### EXERCISE OBJECTIVE:
Report how many lines of these entries hold the string "Yardım"; reply with the number alone.

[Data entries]
##############################
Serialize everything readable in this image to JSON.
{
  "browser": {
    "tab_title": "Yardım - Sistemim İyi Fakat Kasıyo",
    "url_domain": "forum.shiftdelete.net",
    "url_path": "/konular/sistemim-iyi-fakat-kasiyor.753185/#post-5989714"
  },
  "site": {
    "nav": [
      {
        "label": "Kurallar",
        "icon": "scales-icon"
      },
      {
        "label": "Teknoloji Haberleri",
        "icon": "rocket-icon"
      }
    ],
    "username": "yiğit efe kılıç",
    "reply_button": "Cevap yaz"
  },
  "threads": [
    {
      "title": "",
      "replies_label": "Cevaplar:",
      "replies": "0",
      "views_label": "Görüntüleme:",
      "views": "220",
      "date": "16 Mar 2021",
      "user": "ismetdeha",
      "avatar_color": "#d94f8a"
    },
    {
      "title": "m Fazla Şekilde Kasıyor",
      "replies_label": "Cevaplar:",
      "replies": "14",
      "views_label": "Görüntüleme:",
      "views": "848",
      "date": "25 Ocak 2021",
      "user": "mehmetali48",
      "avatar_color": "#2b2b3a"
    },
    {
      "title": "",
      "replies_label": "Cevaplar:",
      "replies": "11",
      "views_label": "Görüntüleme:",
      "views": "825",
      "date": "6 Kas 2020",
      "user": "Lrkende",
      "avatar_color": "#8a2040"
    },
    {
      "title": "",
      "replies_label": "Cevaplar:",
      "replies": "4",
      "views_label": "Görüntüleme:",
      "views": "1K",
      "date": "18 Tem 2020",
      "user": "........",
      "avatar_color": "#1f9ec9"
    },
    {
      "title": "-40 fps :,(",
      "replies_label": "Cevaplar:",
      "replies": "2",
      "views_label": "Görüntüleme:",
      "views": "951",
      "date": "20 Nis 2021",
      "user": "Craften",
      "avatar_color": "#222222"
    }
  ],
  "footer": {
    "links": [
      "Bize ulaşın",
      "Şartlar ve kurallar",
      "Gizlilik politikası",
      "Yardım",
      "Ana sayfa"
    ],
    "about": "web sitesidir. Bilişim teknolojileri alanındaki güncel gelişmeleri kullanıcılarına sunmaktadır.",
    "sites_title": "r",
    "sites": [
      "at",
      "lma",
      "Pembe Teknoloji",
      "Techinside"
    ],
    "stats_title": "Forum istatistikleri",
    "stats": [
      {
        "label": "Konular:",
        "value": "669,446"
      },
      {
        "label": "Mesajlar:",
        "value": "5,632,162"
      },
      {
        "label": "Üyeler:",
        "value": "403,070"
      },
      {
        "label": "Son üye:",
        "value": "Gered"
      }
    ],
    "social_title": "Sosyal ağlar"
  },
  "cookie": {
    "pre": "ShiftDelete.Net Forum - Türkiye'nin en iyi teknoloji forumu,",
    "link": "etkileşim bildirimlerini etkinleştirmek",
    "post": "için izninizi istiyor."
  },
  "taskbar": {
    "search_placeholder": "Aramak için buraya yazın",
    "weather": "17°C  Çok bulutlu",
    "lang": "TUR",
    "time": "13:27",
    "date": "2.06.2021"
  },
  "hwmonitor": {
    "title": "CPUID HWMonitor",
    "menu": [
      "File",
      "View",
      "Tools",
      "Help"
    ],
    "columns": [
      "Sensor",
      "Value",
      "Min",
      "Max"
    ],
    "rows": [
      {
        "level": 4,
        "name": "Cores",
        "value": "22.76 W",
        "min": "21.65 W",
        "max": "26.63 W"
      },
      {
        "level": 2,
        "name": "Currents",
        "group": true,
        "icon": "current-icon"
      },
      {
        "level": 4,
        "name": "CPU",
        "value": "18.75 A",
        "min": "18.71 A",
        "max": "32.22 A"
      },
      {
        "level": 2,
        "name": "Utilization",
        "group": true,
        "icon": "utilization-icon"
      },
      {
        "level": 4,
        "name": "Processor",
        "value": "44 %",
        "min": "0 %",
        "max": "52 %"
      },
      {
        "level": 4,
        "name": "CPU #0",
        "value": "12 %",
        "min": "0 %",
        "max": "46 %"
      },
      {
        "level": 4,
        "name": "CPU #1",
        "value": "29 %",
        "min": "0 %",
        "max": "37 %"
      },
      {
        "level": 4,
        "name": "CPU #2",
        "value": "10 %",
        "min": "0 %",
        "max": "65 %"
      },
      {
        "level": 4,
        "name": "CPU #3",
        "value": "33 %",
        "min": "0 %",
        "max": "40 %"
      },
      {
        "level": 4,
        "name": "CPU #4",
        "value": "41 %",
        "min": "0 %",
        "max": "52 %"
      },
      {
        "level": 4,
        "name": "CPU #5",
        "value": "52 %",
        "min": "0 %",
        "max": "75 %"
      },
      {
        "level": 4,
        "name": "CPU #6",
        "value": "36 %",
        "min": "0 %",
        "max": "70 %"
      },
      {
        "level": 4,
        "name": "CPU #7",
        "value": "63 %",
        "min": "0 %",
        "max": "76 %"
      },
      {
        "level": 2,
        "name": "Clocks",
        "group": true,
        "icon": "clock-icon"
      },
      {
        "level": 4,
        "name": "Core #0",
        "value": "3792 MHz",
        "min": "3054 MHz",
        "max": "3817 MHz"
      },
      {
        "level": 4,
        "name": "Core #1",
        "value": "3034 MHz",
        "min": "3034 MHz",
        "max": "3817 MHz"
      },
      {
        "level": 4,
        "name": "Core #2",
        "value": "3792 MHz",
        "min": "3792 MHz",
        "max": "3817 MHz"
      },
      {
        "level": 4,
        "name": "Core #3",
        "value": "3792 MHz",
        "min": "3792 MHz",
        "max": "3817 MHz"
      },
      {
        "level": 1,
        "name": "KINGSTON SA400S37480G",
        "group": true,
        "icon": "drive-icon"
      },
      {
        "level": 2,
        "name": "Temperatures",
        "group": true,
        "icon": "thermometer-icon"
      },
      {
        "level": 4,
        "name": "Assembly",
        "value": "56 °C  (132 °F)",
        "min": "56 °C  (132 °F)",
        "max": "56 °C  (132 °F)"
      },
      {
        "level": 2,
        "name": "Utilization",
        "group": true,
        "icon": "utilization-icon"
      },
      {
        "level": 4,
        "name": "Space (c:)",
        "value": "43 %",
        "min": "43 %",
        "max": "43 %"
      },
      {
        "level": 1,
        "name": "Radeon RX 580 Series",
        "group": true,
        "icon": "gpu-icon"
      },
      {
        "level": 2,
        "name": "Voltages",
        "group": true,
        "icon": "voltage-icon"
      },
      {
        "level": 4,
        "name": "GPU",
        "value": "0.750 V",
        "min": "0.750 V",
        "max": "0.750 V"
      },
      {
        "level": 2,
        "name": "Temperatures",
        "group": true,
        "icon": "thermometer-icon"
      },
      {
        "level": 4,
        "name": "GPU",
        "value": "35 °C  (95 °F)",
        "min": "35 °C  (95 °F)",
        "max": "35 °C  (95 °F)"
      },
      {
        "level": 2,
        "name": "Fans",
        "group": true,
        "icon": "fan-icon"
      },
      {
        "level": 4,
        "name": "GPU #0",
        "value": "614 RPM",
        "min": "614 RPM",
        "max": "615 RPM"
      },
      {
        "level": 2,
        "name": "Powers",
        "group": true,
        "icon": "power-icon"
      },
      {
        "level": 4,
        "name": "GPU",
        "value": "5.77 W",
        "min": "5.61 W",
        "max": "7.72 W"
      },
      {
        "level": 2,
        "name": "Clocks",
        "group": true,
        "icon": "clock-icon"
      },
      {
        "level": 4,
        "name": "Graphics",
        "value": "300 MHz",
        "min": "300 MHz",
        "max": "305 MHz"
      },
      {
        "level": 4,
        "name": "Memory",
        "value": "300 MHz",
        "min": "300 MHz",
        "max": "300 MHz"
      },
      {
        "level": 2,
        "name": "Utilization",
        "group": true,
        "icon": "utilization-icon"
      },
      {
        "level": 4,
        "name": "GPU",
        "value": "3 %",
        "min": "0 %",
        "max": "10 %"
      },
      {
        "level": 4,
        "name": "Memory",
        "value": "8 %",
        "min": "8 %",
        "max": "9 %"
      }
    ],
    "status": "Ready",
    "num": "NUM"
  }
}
##############################
### SOLUTION TO THE PROBLEM:
2